**Task directions**
Strip the pictures and reproduce the rest of the listing exactly.

───── Data for processing

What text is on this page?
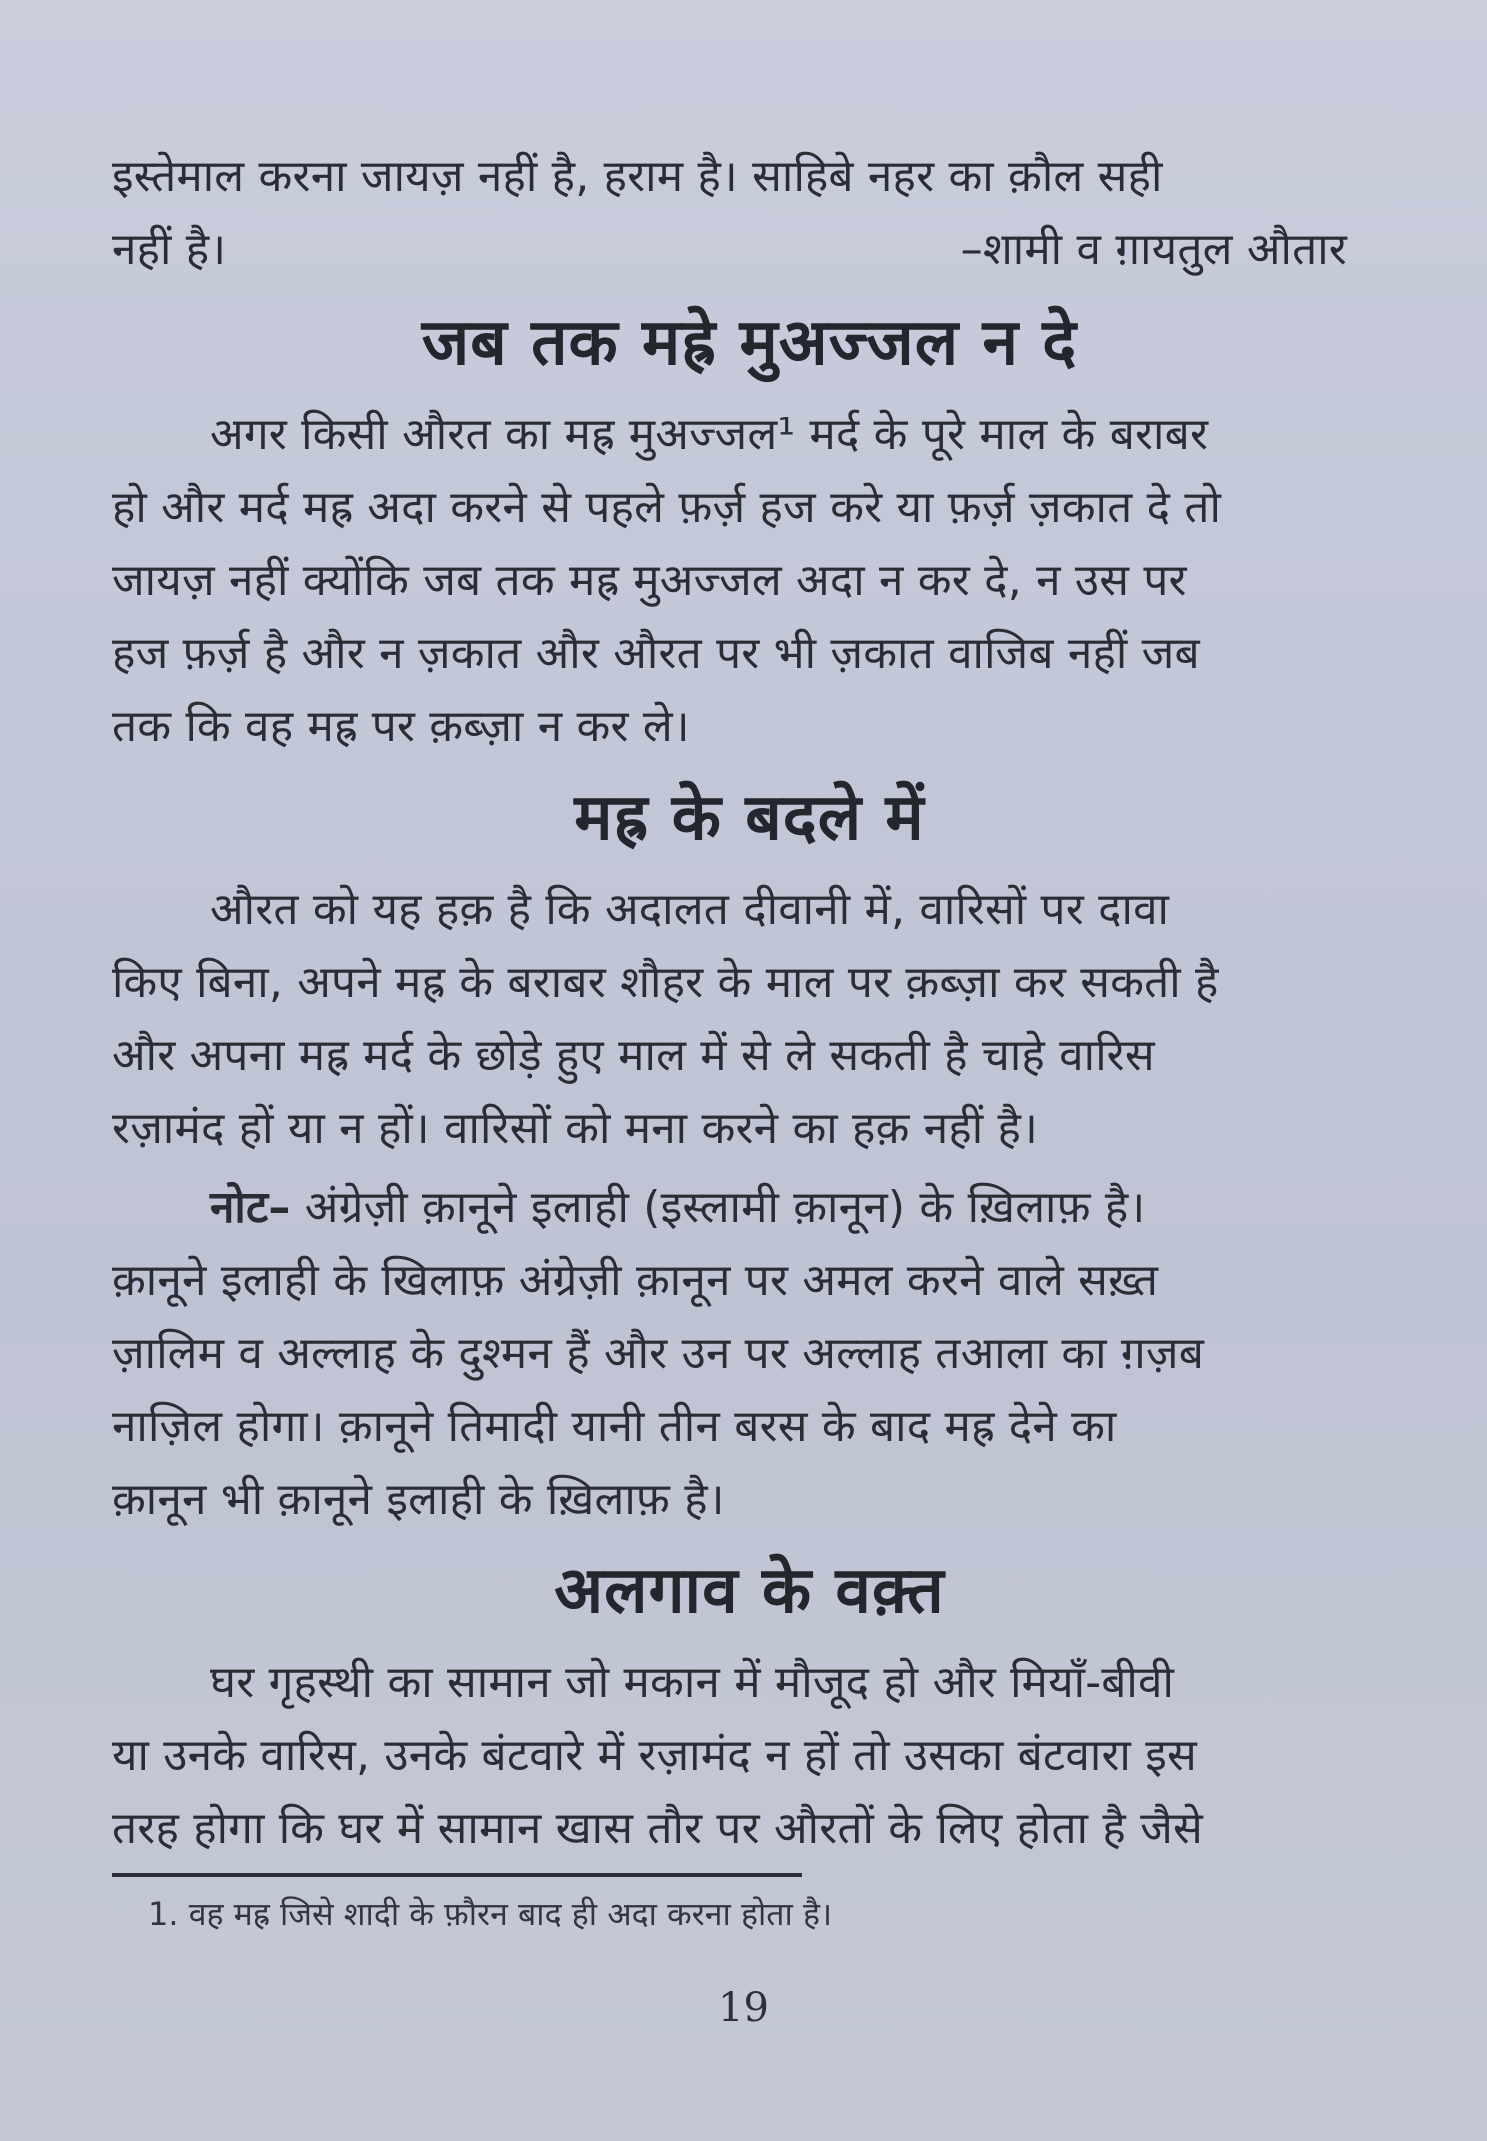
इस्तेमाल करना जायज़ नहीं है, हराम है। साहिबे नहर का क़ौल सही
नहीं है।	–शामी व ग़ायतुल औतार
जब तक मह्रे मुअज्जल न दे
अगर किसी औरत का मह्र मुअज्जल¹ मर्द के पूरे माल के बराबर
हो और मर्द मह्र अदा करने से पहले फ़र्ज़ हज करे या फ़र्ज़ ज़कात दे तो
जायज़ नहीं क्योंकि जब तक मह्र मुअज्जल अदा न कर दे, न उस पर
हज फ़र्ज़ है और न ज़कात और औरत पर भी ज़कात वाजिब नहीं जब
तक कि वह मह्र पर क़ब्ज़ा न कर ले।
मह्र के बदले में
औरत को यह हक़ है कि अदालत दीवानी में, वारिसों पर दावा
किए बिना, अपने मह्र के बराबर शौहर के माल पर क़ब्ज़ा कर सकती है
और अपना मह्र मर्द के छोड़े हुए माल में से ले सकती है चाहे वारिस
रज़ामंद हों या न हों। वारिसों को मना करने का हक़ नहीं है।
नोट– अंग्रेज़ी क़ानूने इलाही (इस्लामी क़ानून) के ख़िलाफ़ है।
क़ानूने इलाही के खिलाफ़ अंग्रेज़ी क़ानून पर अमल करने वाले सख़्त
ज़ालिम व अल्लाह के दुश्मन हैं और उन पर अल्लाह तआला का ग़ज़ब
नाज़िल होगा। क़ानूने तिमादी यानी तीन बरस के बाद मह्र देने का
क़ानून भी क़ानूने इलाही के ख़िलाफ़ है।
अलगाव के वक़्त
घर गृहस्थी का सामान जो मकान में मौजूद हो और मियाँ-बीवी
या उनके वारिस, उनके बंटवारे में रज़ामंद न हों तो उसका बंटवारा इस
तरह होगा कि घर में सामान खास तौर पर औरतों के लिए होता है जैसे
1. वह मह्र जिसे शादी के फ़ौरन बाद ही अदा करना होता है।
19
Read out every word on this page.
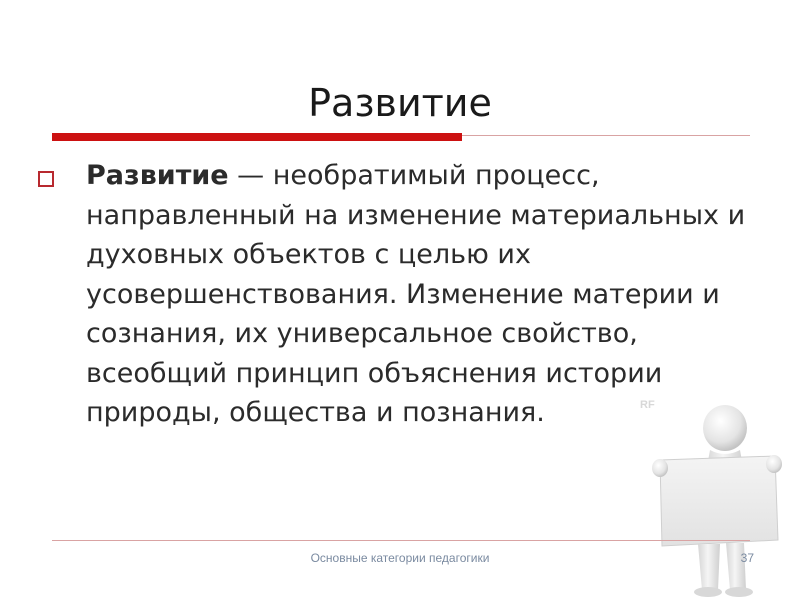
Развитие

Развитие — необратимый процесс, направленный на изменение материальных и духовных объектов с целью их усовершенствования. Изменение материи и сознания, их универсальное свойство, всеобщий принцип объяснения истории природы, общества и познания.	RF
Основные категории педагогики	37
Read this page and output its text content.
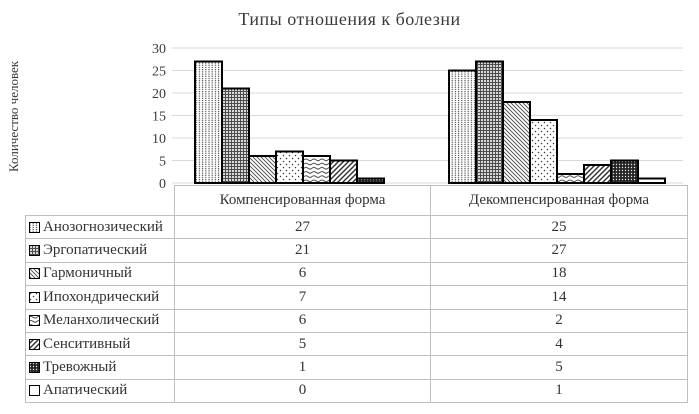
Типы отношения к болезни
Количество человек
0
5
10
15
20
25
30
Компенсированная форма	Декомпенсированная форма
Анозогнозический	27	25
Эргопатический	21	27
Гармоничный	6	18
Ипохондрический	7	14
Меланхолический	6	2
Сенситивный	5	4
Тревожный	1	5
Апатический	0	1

──────────

**Task result**
What text is on this page?
इस्तेमाल करना जायज़ नहीं है, हराम है। साहिबे नहर का क़ौल सही
नहीं है।	–शामी व ग़ायतुल औतार
जब तक मह्रे मुअज्जल न दे
अगर किसी औरत का मह्र मुअज्जल¹ मर्द के पूरे माल के बराबर
हो और मर्द मह्र अदा करने से पहले फ़र्ज़ हज करे या फ़र्ज़ ज़कात दे तो
जायज़ नहीं क्योंकि जब तक मह्र मुअज्जल अदा न कर दे, न उस पर
हज फ़र्ज़ है और न ज़कात और औरत पर भी ज़कात वाजिब नहीं जब
तक कि वह मह्र पर क़ब्ज़ा न कर ले।
मह्र के बदले में
औरत को यह हक़ है कि अदालत दीवानी में, वारिसों पर दावा
किए बिना, अपने मह्र के बराबर शौहर के माल पर क़ब्ज़ा कर सकती है
और अपना मह्र मर्द के छोड़े हुए माल में से ले सकती है चाहे वारिस
रज़ामंद हों या न हों। वारिसों को मना करने का हक़ नहीं है।
नोट– अंग्रेज़ी क़ानूने इलाही (इस्लामी क़ानून) के ख़िलाफ़ है।
क़ानूने इलाही के खिलाफ़ अंग्रेज़ी क़ानून पर अमल करने वाले सख़्त
ज़ालिम व अल्लाह के दुश्मन हैं और उन पर अल्लाह तआला का ग़ज़ब
नाज़िल होगा। क़ानूने तिमादी यानी तीन बरस के बाद मह्र देने का
क़ानून भी क़ानूने इलाही के ख़िलाफ़ है।
अलगाव के वक़्त
घर गृहस्थी का सामान जो मकान में मौजूद हो और मियाँ-बीवी
या उनके वारिस, उनके बंटवारे में रज़ामंद न हों तो उसका बंटवारा इस
तरह होगा कि घर में सामान खास तौर पर औरतों के लिए होता है जैसे
1. वह मह्र जिसे शादी के फ़ौरन बाद ही अदा करना होता है।
19
Read out every word on this page.
Развитие

Развитие — необратимый процесс, направленный на изменение материальных и духовных объектов с целью их усовершенствования. Изменение материи и сознания, их универсальное свойство, всеобщий принцип объяснения истории природы, общества и познания.	RF
Основные категории педагогики	37
Read this page and output its text content.
Типы отношения к болезни
Количество человек
0
5
10
15
20
25
30
Компенсированная форма	Декомпенсированная форма
Анозогнозический	27	25
Эргопатический	21	27
Гармоничный	6	18
Ипохондрический	7	14
Меланхолический	6	2
Сенситивный	5	4
Тревожный	1	5
Апатический	0	1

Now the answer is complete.